___ Records for the exercise ___

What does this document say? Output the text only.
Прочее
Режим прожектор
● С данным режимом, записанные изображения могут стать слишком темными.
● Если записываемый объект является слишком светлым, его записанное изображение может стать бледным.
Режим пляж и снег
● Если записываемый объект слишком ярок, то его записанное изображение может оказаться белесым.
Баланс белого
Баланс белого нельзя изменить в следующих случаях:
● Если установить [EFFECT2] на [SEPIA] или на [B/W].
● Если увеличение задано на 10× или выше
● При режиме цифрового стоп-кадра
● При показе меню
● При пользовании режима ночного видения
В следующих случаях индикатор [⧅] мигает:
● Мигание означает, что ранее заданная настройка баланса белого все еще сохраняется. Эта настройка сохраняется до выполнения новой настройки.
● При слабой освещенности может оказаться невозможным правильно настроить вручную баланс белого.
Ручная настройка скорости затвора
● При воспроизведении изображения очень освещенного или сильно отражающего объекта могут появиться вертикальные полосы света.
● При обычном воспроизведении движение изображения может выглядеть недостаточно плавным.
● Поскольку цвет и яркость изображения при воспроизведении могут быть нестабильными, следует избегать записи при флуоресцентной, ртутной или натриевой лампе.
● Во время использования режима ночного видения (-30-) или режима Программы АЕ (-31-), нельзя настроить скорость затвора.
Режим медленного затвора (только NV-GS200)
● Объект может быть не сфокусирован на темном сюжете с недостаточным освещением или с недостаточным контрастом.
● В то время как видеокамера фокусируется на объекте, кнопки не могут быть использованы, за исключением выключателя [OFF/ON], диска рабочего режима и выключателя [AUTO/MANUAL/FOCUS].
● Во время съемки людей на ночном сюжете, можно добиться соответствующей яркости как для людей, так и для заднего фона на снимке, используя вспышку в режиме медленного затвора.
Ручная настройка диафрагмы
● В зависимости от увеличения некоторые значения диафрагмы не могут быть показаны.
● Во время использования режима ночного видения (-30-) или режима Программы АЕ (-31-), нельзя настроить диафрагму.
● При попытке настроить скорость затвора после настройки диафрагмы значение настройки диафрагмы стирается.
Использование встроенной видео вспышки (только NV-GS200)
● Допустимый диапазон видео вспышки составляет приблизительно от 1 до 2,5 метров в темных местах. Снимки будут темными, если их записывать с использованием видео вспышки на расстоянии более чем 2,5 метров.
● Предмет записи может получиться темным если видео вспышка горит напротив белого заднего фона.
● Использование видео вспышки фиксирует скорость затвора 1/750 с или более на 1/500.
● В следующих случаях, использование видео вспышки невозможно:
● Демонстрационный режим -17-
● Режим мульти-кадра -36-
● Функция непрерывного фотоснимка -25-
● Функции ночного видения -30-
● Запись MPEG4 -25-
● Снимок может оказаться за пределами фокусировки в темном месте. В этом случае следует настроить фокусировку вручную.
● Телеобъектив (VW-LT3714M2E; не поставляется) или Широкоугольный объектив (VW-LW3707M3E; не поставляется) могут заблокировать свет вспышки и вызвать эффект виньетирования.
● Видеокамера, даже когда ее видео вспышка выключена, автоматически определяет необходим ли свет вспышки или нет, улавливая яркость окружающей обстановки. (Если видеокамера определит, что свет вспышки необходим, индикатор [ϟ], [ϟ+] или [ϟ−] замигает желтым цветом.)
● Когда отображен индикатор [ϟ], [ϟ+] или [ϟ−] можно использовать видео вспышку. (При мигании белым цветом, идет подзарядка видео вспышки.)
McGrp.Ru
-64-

___

:: What is asked ::
List all lines where "вручную" occurs.

:: Task result ::
● При слабой освещенности может оказаться невозможным правильно настроить вручную баланс белого.
● Снимок может оказаться за пределами фокусировки в темном месте. В этом случае следует настроить фокусировку вручную.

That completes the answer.